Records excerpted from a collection
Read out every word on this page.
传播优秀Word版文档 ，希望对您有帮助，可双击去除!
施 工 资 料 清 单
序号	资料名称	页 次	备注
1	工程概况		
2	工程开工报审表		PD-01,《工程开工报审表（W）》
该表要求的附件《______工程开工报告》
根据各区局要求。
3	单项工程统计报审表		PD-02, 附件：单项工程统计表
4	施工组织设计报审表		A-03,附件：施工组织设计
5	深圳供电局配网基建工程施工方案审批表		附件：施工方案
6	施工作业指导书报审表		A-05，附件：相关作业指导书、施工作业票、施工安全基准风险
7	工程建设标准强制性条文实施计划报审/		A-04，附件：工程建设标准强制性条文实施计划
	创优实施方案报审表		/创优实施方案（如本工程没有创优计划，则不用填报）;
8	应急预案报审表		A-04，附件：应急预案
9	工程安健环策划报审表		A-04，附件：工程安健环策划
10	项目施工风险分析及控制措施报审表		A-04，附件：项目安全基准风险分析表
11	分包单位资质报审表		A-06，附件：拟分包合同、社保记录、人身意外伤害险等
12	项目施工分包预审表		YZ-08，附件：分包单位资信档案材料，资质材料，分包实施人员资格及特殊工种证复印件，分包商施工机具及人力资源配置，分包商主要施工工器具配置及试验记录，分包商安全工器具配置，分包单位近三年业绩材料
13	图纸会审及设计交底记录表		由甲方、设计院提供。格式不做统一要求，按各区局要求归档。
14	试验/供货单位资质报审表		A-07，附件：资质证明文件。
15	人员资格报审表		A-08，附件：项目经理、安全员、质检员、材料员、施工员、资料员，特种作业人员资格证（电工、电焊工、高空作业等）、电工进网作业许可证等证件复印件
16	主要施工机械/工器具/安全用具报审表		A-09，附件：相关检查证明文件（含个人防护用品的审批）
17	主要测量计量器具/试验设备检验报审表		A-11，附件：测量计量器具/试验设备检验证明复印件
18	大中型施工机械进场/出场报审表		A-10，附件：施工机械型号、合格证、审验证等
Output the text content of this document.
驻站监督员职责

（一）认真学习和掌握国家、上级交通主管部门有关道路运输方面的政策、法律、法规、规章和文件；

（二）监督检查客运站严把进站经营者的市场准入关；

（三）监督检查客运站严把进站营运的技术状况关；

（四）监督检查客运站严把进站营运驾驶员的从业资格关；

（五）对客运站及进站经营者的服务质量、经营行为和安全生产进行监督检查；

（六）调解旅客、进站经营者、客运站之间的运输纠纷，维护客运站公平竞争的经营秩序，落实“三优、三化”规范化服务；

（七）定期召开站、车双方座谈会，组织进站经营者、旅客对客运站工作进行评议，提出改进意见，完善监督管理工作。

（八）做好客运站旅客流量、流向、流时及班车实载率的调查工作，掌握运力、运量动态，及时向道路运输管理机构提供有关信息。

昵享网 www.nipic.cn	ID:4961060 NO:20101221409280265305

§ **SET PROBLEM**:
Look through the data above. Find each line with the string "this" and copy it.

§ **OUTPUT OF THE TASK**:
Read out every word on this page.
Output the text content of this document.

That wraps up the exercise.